* begin *

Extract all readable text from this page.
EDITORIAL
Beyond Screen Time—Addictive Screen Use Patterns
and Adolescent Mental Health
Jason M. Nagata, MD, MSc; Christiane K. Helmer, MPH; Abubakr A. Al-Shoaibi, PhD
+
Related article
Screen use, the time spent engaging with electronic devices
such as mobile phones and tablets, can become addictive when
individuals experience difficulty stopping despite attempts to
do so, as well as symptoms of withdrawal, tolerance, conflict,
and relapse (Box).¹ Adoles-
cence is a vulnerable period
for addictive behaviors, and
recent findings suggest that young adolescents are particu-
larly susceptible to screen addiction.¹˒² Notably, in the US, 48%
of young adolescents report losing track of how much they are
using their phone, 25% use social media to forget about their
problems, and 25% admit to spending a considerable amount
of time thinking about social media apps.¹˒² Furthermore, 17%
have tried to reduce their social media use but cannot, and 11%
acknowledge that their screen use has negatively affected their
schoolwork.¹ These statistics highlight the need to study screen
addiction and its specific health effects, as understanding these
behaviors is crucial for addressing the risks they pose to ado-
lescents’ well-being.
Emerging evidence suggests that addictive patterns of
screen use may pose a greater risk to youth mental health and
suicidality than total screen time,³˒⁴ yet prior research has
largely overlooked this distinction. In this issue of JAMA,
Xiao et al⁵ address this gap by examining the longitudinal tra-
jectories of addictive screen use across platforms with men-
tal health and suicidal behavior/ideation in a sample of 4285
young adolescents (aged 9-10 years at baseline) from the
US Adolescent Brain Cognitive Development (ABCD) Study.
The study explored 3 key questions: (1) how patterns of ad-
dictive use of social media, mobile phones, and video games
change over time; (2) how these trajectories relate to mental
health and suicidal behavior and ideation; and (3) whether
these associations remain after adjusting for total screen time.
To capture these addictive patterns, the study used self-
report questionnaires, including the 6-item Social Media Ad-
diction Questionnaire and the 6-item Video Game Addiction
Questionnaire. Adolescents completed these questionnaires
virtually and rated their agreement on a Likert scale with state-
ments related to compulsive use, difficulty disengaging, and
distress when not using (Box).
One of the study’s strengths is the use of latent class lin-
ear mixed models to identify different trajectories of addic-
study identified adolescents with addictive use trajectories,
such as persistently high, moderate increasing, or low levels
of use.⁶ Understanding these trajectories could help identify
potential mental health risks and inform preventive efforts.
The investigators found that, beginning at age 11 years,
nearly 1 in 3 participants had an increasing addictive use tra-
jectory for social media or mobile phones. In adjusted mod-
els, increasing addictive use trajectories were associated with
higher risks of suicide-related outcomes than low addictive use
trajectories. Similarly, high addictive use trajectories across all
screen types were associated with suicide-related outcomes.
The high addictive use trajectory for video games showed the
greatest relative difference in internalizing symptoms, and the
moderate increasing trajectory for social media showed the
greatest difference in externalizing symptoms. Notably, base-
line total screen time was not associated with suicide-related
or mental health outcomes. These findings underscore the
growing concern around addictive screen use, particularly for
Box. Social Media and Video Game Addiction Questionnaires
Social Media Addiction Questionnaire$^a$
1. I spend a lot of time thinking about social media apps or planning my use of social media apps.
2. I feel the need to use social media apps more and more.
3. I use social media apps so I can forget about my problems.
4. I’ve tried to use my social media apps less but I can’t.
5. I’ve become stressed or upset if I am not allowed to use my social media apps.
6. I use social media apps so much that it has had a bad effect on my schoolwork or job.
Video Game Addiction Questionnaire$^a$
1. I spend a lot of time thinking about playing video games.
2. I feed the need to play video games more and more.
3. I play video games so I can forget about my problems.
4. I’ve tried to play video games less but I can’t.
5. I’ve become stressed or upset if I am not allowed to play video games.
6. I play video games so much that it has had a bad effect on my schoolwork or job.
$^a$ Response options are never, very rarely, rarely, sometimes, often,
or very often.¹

* end *

→ Given exercise
Could you reproduce every record above exactly as it appears?

→ Finished task
Extract all readable text from this page.
EDITORIAL
Beyond Screen Time—Addictive Screen Use Patterns
and Adolescent Mental Health
Jason M. Nagata, MD, MSc; Christiane K. Helmer, MPH; Abubakr A. Al-Shoaibi, PhD
+
Related article
Screen use, the time spent engaging with electronic devices
such as mobile phones and tablets, can become addictive when
individuals experience difficulty stopping despite attempts to
do so, as well as symptoms of withdrawal, tolerance, conflict,
and relapse (Box).¹ Adoles-
cence is a vulnerable period
for addictive behaviors, and
recent findings suggest that young adolescents are particu-
larly susceptible to screen addiction.¹˒² Notably, in the US, 48%
of young adolescents report losing track of how much they are
using their phone, 25% use social media to forget about their
problems, and 25% admit to spending a considerable amount
of time thinking about social media apps.¹˒² Furthermore, 17%
have tried to reduce their social media use but cannot, and 11%
acknowledge that their screen use has negatively affected their
schoolwork.¹ These statistics highlight the need to study screen
addiction and its specific health effects, as understanding these
behaviors is crucial for addressing the risks they pose to ado-
lescents’ well-being.
Emerging evidence suggests that addictive patterns of
screen use may pose a greater risk to youth mental health and
suicidality than total screen time,³˒⁴ yet prior research has
largely overlooked this distinction. In this issue of JAMA,
Xiao et al⁵ address this gap by examining the longitudinal tra-
jectories of addictive screen use across platforms with men-
tal health and suicidal behavior/ideation in a sample of 4285
young adolescents (aged 9-10 years at baseline) from the
US Adolescent Brain Cognitive Development (ABCD) Study.
The study explored 3 key questions: (1) how patterns of ad-
dictive use of social media, mobile phones, and video games
change over time; (2) how these trajectories relate to mental
health and suicidal behavior and ideation; and (3) whether
these associations remain after adjusting for total screen time.
To capture these addictive patterns, the study used self-
report questionnaires, including the 6-item Social Media Ad-
diction Questionnaire and the 6-item Video Game Addiction
Questionnaire. Adolescents completed these questionnaires
virtually and rated their agreement on a Likert scale with state-
ments related to compulsive use, difficulty disengaging, and
distress when not using (Box).
One of the study’s strengths is the use of latent class lin-
ear mixed models to identify different trajectories of addic-
study identified adolescents with addictive use trajectories,
such as persistently high, moderate increasing, or low levels
of use.⁶ Understanding these trajectories could help identify
potential mental health risks and inform preventive efforts.
The investigators found that, beginning at age 11 years,
nearly 1 in 3 participants had an increasing addictive use tra-
jectory for social media or mobile phones. In adjusted mod-
els, increasing addictive use trajectories were associated with
higher risks of suicide-related outcomes than low addictive use
trajectories. Similarly, high addictive use trajectories across all
screen types were associated with suicide-related outcomes.
The high addictive use trajectory for video games showed the
greatest relative difference in internalizing symptoms, and the
moderate increasing trajectory for social media showed the
greatest difference in externalizing symptoms. Notably, base-
line total screen time was not associated with suicide-related
or mental health outcomes. These findings underscore the
growing concern around addictive screen use, particularly for
Box. Social Media and Video Game Addiction Questionnaires
Social Media Addiction Questionnaire$^a$
1. I spend a lot of time thinking about social media apps or planning my use of social media apps.
2. I feel the need to use social media apps more and more.
3. I use social media apps so I can forget about my problems.
4. I’ve tried to use my social media apps less but I can’t.
5. I’ve become stressed or upset if I am not allowed to use my social media apps.
6. I use social media apps so much that it has had a bad effect on my schoolwork or job.
Video Game Addiction Questionnaire$^a$
1. I spend a lot of time thinking about playing video games.
2. I feed the need to play video games more and more.
3. I play video games so I can forget about my problems.
4. I’ve tried to play video games less but I can’t.
5. I’ve become stressed or upset if I am not allowed to play video games.
6. I play video games so much that it has had a bad effect on my schoolwork or job.
$^a$ Response options are never, very rarely, rarely, sometimes, often,
or very often.¹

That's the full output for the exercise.